Start of Entries provided
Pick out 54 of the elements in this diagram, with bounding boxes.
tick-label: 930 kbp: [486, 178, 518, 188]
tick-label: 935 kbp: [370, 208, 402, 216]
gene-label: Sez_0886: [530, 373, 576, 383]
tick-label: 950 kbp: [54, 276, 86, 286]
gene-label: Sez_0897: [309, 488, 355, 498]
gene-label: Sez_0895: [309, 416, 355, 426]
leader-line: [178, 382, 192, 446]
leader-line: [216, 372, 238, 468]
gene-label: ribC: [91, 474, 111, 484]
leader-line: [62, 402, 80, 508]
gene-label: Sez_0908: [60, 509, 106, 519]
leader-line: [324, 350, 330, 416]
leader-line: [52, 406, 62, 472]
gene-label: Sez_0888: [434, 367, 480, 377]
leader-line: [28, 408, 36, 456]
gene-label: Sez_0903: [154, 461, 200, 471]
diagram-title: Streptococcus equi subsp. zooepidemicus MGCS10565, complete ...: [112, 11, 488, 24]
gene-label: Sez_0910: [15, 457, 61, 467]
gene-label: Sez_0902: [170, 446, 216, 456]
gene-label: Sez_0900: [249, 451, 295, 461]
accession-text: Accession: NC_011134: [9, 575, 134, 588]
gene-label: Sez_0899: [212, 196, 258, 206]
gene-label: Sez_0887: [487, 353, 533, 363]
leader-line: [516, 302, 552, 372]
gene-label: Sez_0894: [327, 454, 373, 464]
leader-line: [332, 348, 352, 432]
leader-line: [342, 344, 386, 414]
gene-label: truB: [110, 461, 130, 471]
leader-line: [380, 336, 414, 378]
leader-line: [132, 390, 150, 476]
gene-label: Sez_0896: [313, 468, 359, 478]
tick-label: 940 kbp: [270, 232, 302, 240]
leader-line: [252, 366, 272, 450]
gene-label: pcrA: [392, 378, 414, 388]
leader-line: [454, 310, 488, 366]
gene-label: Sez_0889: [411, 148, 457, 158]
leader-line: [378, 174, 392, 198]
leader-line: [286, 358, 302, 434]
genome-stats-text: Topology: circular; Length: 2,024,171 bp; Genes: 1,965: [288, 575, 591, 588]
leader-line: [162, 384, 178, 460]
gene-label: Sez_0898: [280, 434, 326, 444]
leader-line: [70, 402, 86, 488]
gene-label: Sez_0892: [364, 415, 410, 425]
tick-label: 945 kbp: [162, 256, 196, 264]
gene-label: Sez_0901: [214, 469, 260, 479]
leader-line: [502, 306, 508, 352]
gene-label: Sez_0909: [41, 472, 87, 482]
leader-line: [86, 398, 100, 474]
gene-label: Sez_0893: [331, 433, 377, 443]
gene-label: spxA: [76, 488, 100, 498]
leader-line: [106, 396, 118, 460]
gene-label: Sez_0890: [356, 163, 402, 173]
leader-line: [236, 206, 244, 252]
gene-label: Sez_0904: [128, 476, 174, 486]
End of Entries provided
▶ **Problem description**
Write out the full set of records exactly as given.

▶ **Answer to the problem**
Pick out 54 of the elements in this diagram, with bounding boxes.
tick-label: 930 kbp: [486, 178, 518, 188]
tick-label: 935 kbp: [370, 208, 402, 216]
gene-label: Sez_0886: [530, 373, 576, 383]
tick-label: 950 kbp: [54, 276, 86, 286]
gene-label: Sez_0897: [309, 488, 355, 498]
gene-label: Sez_0895: [309, 416, 355, 426]
leader-line: [178, 382, 192, 446]
leader-line: [216, 372, 238, 468]
gene-label: ribC: [91, 474, 111, 484]
leader-line: [62, 402, 80, 508]
gene-label: Sez_0908: [60, 509, 106, 519]
leader-line: [324, 350, 330, 416]
leader-line: [52, 406, 62, 472]
gene-label: Sez_0888: [434, 367, 480, 377]
leader-line: [28, 408, 36, 456]
gene-label: Sez_0903: [154, 461, 200, 471]
diagram-title: Streptococcus equi subsp. zooepidemicus MGCS10565, complete ...: [112, 11, 488, 24]
gene-label: Sez_0910: [15, 457, 61, 467]
gene-label: Sez_0902: [170, 446, 216, 456]
gene-label: Sez_0900: [249, 451, 295, 461]
accession-text: Accession: NC_011134: [9, 575, 134, 588]
gene-label: Sez_0899: [212, 196, 258, 206]
gene-label: Sez_0887: [487, 353, 533, 363]
leader-line: [516, 302, 552, 372]
gene-label: Sez_0894: [327, 454, 373, 464]
leader-line: [332, 348, 352, 432]
leader-line: [342, 344, 386, 414]
gene-label: truB: [110, 461, 130, 471]
leader-line: [380, 336, 414, 378]
leader-line: [132, 390, 150, 476]
gene-label: Sez_0896: [313, 468, 359, 478]
tick-label: 940 kbp: [270, 232, 302, 240]
leader-line: [252, 366, 272, 450]
gene-label: pcrA: [392, 378, 414, 388]
leader-line: [454, 310, 488, 366]
gene-label: Sez_0889: [411, 148, 457, 158]
leader-line: [378, 174, 392, 198]
leader-line: [286, 358, 302, 434]
genome-stats-text: Topology: circular; Length: 2,024,171 bp; Genes: 1,965: [288, 575, 591, 588]
leader-line: [162, 384, 178, 460]
gene-label: Sez_0898: [280, 434, 326, 444]
leader-line: [70, 402, 86, 488]
gene-label: Sez_0892: [364, 415, 410, 425]
tick-label: 945 kbp: [162, 256, 196, 264]
gene-label: Sez_0901: [214, 469, 260, 479]
leader-line: [502, 306, 508, 352]
gene-label: Sez_0909: [41, 472, 87, 482]
leader-line: [86, 398, 100, 474]
gene-label: Sez_0893: [331, 433, 377, 443]
gene-label: spxA: [76, 488, 100, 498]
leader-line: [106, 396, 118, 460]
gene-label: Sez_0890: [356, 163, 402, 173]
leader-line: [236, 206, 244, 252]
gene-label: Sez_0904: [128, 476, 174, 486]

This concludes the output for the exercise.